Exercise task: Reproduce every one of the entries below word for word, line by line.

** BEGIN **

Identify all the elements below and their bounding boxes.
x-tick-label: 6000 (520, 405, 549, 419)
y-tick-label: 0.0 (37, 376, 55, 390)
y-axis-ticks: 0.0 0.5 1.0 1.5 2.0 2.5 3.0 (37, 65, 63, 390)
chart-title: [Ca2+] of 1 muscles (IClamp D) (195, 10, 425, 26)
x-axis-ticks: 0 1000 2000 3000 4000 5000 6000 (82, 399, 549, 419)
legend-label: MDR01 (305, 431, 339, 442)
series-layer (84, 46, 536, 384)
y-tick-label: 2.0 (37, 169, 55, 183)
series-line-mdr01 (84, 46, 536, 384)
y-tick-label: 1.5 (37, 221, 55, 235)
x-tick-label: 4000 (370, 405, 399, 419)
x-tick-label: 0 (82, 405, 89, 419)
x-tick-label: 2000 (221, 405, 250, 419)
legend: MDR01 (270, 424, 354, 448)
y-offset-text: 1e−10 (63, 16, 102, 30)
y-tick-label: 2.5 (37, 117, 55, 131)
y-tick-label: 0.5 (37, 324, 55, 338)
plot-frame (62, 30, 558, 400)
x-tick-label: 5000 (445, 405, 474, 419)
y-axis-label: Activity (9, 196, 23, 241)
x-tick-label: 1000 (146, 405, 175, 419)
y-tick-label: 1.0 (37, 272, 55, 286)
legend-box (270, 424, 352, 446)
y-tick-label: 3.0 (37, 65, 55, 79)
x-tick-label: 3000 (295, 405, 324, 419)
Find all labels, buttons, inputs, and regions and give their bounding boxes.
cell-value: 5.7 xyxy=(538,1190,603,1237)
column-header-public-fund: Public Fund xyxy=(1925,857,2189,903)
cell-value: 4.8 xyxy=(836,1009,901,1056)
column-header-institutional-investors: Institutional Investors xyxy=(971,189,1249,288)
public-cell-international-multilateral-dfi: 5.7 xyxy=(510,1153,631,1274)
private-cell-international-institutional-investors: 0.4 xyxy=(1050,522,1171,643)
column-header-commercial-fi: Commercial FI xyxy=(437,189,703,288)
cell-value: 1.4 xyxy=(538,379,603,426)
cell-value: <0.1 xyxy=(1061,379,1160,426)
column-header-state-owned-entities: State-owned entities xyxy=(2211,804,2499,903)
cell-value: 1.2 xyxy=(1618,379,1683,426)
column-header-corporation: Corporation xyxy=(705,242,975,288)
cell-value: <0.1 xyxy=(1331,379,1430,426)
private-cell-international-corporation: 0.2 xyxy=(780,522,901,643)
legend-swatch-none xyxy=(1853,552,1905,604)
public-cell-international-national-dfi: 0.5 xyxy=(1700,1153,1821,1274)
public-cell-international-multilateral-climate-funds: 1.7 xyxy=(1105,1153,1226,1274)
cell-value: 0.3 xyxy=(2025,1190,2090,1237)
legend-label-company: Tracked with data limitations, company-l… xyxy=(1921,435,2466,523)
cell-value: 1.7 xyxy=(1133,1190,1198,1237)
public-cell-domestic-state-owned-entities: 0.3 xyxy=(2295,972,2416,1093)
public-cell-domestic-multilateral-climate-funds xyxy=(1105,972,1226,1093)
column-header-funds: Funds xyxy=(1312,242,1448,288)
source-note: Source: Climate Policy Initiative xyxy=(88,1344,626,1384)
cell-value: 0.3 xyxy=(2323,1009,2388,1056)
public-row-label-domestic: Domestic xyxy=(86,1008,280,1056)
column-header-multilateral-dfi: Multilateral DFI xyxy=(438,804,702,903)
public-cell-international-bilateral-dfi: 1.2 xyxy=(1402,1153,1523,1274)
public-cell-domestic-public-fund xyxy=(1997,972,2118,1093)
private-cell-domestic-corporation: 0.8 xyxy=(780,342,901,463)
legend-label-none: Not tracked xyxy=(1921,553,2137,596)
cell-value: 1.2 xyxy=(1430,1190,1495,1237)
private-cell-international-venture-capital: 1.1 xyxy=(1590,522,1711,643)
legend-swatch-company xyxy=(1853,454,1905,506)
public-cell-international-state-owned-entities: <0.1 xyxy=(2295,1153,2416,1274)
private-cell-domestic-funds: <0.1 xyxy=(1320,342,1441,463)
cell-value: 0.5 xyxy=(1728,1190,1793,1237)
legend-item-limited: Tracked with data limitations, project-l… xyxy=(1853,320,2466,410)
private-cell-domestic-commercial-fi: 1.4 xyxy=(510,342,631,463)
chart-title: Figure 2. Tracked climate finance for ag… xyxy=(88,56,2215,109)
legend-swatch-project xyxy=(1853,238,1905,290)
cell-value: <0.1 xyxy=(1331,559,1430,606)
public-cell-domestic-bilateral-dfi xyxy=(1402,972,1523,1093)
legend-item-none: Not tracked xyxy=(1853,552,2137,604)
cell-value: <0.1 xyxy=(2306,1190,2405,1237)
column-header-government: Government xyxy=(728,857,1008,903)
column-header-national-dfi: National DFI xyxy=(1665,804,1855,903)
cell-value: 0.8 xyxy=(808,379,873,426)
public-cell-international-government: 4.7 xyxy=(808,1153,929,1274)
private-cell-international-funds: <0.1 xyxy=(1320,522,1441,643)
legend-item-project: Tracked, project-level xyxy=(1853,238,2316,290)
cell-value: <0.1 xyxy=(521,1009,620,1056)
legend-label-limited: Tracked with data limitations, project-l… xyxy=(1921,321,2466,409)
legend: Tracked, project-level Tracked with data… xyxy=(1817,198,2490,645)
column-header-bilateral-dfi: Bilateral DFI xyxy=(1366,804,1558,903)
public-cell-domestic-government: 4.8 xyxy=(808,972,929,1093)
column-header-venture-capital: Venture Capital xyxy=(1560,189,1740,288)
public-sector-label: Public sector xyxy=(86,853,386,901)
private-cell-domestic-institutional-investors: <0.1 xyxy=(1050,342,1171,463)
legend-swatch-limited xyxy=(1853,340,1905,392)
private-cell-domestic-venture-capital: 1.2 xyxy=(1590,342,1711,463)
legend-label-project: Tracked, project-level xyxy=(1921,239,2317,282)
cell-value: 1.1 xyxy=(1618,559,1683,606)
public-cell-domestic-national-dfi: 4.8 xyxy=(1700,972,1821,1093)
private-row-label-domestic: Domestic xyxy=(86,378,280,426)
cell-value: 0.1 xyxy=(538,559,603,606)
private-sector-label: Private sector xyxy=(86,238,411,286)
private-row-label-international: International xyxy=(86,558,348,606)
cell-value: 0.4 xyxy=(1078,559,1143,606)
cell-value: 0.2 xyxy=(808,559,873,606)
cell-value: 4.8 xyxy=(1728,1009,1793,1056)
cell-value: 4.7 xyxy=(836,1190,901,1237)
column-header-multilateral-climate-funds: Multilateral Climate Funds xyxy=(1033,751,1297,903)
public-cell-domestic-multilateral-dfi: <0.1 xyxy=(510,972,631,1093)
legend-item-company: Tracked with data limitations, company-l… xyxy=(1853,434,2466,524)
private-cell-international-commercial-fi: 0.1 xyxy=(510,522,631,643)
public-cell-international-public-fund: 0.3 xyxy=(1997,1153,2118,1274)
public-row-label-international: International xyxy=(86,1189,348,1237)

** END **

Solution:
Identify all the elements below and their bounding boxes.
x-tick-label: 6000 (520, 405, 549, 419)
y-tick-label: 0.0 (37, 376, 55, 390)
y-axis-ticks: 0.0 0.5 1.0 1.5 2.0 2.5 3.0 (37, 65, 63, 390)
chart-title: [Ca2+] of 1 muscles (IClamp D) (195, 10, 425, 26)
x-axis-ticks: 0 1000 2000 3000 4000 5000 6000 (82, 399, 549, 419)
legend-label: MDR01 (305, 431, 339, 442)
series-layer (84, 46, 536, 384)
y-tick-label: 2.0 (37, 169, 55, 183)
series-line-mdr01 (84, 46, 536, 384)
y-tick-label: 1.5 (37, 221, 55, 235)
x-tick-label: 4000 (370, 405, 399, 419)
x-tick-label: 0 (82, 405, 89, 419)
x-tick-label: 2000 (221, 405, 250, 419)
legend: MDR01 (270, 424, 354, 448)
y-offset-text: 1e−10 (63, 16, 102, 30)
y-tick-label: 2.5 (37, 117, 55, 131)
y-tick-label: 0.5 (37, 324, 55, 338)
plot-frame (62, 30, 558, 400)
x-tick-label: 5000 (445, 405, 474, 419)
y-axis-label: Activity (9, 196, 23, 241)
x-tick-label: 1000 (146, 405, 175, 419)
y-tick-label: 1.0 (37, 272, 55, 286)
legend-box (270, 424, 352, 446)
y-tick-label: 3.0 (37, 65, 55, 79)
x-tick-label: 3000 (295, 405, 324, 419)
Find all labels, buttons, inputs, and regions and give their bounding boxes.
cell-value: 5.7 xyxy=(538,1190,603,1237)
column-header-public-fund: Public Fund xyxy=(1925,857,2189,903)
cell-value: 4.8 xyxy=(836,1009,901,1056)
column-header-institutional-investors: Institutional Investors xyxy=(971,189,1249,288)
public-cell-international-multilateral-dfi: 5.7 xyxy=(510,1153,631,1274)
private-cell-international-institutional-investors: 0.4 xyxy=(1050,522,1171,643)
column-header-commercial-fi: Commercial FI xyxy=(437,189,703,288)
cell-value: 1.4 xyxy=(538,379,603,426)
cell-value: <0.1 xyxy=(1061,379,1160,426)
column-header-state-owned-entities: State-owned entities xyxy=(2211,804,2499,903)
cell-value: 1.2 xyxy=(1618,379,1683,426)
column-header-corporation: Corporation xyxy=(705,242,975,288)
cell-value: <0.1 xyxy=(1331,379,1430,426)
private-cell-international-corporation: 0.2 xyxy=(780,522,901,643)
legend-swatch-none xyxy=(1853,552,1905,604)
public-cell-international-national-dfi: 0.5 xyxy=(1700,1153,1821,1274)
public-cell-international-multilateral-climate-funds: 1.7 xyxy=(1105,1153,1226,1274)
cell-value: 0.3 xyxy=(2025,1190,2090,1237)
legend-label-company: Tracked with data limitations, company-l… xyxy=(1921,435,2466,523)
cell-value: 1.7 xyxy=(1133,1190,1198,1237)
public-cell-domestic-state-owned-entities: 0.3 xyxy=(2295,972,2416,1093)
public-cell-domestic-multilateral-climate-funds xyxy=(1105,972,1226,1093)
column-header-funds: Funds xyxy=(1312,242,1448,288)
source-note: Source: Climate Policy Initiative xyxy=(88,1344,626,1384)
cell-value: 0.3 xyxy=(2323,1009,2388,1056)
public-row-label-domestic: Domestic xyxy=(86,1008,280,1056)
column-header-multilateral-dfi: Multilateral DFI xyxy=(438,804,702,903)
public-cell-international-bilateral-dfi: 1.2 xyxy=(1402,1153,1523,1274)
public-cell-domestic-public-fund xyxy=(1997,972,2118,1093)
private-cell-domestic-corporation: 0.8 xyxy=(780,342,901,463)
legend-label-none: Not tracked xyxy=(1921,553,2137,596)
cell-value: 1.2 xyxy=(1430,1190,1495,1237)
private-cell-international-venture-capital: 1.1 xyxy=(1590,522,1711,643)
legend-swatch-company xyxy=(1853,454,1905,506)
public-cell-international-state-owned-entities: <0.1 xyxy=(2295,1153,2416,1274)
private-cell-domestic-funds: <0.1 xyxy=(1320,342,1441,463)
cell-value: 0.5 xyxy=(1728,1190,1793,1237)
legend-item-limited: Tracked with data limitations, project-l… xyxy=(1853,320,2466,410)
private-cell-domestic-commercial-fi: 1.4 xyxy=(510,342,631,463)
chart-title: Figure 2. Tracked climate finance for ag… xyxy=(88,56,2215,109)
legend-swatch-project xyxy=(1853,238,1905,290)
cell-value: <0.1 xyxy=(1331,559,1430,606)
public-cell-domestic-bilateral-dfi xyxy=(1402,972,1523,1093)
legend-item-none: Not tracked xyxy=(1853,552,2137,604)
cell-value: <0.1 xyxy=(2306,1190,2405,1237)
column-header-government: Government xyxy=(728,857,1008,903)
column-header-national-dfi: National DFI xyxy=(1665,804,1855,903)
cell-value: 0.8 xyxy=(808,379,873,426)
public-cell-international-government: 4.7 xyxy=(808,1153,929,1274)
private-cell-international-funds: <0.1 xyxy=(1320,522,1441,643)
legend-item-project: Tracked, project-level xyxy=(1853,238,2316,290)
cell-value: <0.1 xyxy=(521,1009,620,1056)
legend-label-limited: Tracked with data limitations, project-l… xyxy=(1921,321,2466,409)
legend: Tracked, project-level Tracked with data… xyxy=(1817,198,2490,645)
column-header-bilateral-dfi: Bilateral DFI xyxy=(1366,804,1558,903)
public-cell-domestic-government: 4.8 xyxy=(808,972,929,1093)
column-header-venture-capital: Venture Capital xyxy=(1560,189,1740,288)
public-sector-label: Public sector xyxy=(86,853,386,901)
private-cell-domestic-institutional-investors: <0.1 xyxy=(1050,342,1171,463)
legend-swatch-limited xyxy=(1853,340,1905,392)
private-cell-domestic-venture-capital: 1.2 xyxy=(1590,342,1711,463)
legend-label-project: Tracked, project-level xyxy=(1921,239,2317,282)
cell-value: 1.1 xyxy=(1618,559,1683,606)
public-cell-domestic-national-dfi: 4.8 xyxy=(1700,972,1821,1093)
private-row-label-domestic: Domestic xyxy=(86,378,280,426)
cell-value: 0.1 xyxy=(538,559,603,606)
private-sector-label: Private sector xyxy=(86,238,411,286)
private-row-label-international: International xyxy=(86,558,348,606)
cell-value: 0.4 xyxy=(1078,559,1143,606)
cell-value: 0.2 xyxy=(808,559,873,606)
cell-value: 4.8 xyxy=(1728,1009,1793,1056)
cell-value: 4.7 xyxy=(836,1190,901,1237)
column-header-multilateral-climate-funds: Multilateral Climate Funds xyxy=(1033,751,1297,903)
public-cell-domestic-multilateral-dfi: <0.1 xyxy=(510,972,631,1093)
legend-item-company: Tracked with data limitations, company-l… xyxy=(1853,434,2466,524)
private-cell-international-commercial-fi: 0.1 xyxy=(510,522,631,643)
public-cell-international-public-fund: 0.3 xyxy=(1997,1153,2118,1274)
public-row-label-international: International xyxy=(86,1189,348,1237)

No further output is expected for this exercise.